==== DATA FOR PROCESSING

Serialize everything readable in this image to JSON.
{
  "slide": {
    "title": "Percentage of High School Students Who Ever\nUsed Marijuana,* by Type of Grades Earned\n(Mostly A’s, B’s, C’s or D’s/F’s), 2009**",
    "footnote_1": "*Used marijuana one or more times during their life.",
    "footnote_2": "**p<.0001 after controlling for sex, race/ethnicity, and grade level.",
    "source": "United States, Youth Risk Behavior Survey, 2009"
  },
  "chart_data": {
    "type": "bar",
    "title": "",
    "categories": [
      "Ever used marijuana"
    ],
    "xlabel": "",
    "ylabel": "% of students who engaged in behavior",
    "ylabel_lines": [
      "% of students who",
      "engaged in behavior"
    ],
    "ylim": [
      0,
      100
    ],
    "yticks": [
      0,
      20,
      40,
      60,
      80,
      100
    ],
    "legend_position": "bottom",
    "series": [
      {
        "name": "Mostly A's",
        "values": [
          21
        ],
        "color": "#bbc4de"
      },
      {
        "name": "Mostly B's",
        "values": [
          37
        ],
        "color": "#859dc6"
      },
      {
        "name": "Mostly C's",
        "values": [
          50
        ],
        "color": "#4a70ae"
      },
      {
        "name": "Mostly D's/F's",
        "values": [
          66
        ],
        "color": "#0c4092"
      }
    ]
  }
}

========

## [DIRECTIVE]
Write out all the lines again, exactly as they are.

## [TASK RESULT]
Serialize everything readable in this image to JSON.
{
  "slide": {
    "title": "Percentage of High School Students Who Ever\nUsed Marijuana,* by Type of Grades Earned\n(Mostly A’s, B’s, C’s or D’s/F’s), 2009**",
    "footnote_1": "*Used marijuana one or more times during their life.",
    "footnote_2": "**p<.0001 after controlling for sex, race/ethnicity, and grade level.",
    "source": "United States, Youth Risk Behavior Survey, 2009"
  },
  "chart_data": {
    "type": "bar",
    "title": "",
    "categories": [
      "Ever used marijuana"
    ],
    "xlabel": "",
    "ylabel": "% of students who engaged in behavior",
    "ylabel_lines": [
      "% of students who",
      "engaged in behavior"
    ],
    "ylim": [
      0,
      100
    ],
    "yticks": [
      0,
      20,
      40,
      60,
      80,
      100
    ],
    "legend_position": "bottom",
    "series": [
      {
        "name": "Mostly A's",
        "values": [
          21
        ],
        "color": "#bbc4de"
      },
      {
        "name": "Mostly B's",
        "values": [
          37
        ],
        "color": "#859dc6"
      },
      {
        "name": "Mostly C's",
        "values": [
          50
        ],
        "color": "#4a70ae"
      },
      {
        "name": "Mostly D's/F's",
        "values": [
          66
        ],
        "color": "#0c4092"
      }
    ]
  }
}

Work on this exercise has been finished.